begin

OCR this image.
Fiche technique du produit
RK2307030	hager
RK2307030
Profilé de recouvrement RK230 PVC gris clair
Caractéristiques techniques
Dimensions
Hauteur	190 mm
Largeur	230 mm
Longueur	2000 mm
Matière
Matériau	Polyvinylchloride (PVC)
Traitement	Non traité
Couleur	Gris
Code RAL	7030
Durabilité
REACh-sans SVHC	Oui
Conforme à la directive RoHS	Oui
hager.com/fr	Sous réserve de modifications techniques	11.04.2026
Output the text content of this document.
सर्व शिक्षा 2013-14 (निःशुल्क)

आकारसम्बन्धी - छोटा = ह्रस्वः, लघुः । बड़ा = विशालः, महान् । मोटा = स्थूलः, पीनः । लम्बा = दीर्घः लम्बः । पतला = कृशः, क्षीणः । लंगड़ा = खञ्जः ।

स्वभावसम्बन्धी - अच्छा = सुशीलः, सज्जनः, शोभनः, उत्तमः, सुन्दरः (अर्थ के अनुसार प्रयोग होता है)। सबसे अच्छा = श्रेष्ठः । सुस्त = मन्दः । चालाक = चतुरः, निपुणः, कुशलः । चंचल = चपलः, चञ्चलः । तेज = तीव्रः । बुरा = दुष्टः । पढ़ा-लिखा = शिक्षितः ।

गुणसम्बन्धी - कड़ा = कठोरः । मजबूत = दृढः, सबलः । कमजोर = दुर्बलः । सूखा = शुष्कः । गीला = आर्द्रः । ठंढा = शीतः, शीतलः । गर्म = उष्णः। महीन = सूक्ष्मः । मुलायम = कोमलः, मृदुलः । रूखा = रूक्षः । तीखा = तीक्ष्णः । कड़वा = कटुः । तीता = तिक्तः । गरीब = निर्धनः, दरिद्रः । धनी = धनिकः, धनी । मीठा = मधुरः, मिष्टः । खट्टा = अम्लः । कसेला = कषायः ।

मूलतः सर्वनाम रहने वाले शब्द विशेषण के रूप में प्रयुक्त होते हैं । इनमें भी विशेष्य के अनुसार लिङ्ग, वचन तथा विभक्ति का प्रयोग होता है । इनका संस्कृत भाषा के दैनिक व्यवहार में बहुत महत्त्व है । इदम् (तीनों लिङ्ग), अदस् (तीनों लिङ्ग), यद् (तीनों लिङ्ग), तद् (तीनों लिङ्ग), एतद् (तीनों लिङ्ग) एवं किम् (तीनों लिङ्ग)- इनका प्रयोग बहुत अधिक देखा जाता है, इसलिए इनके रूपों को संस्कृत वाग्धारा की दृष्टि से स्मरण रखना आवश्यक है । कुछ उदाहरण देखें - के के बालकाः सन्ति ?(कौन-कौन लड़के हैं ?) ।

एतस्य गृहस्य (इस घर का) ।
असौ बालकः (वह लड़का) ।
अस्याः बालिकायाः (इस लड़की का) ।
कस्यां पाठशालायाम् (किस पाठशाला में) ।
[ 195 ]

end

### Description of the task
Look through the material above. Copy each line where the word "hager" appears.

### Exercise solution
RK2307030	hager
hager.com/fr	Sous réserve de modifications techniques	11.04.2026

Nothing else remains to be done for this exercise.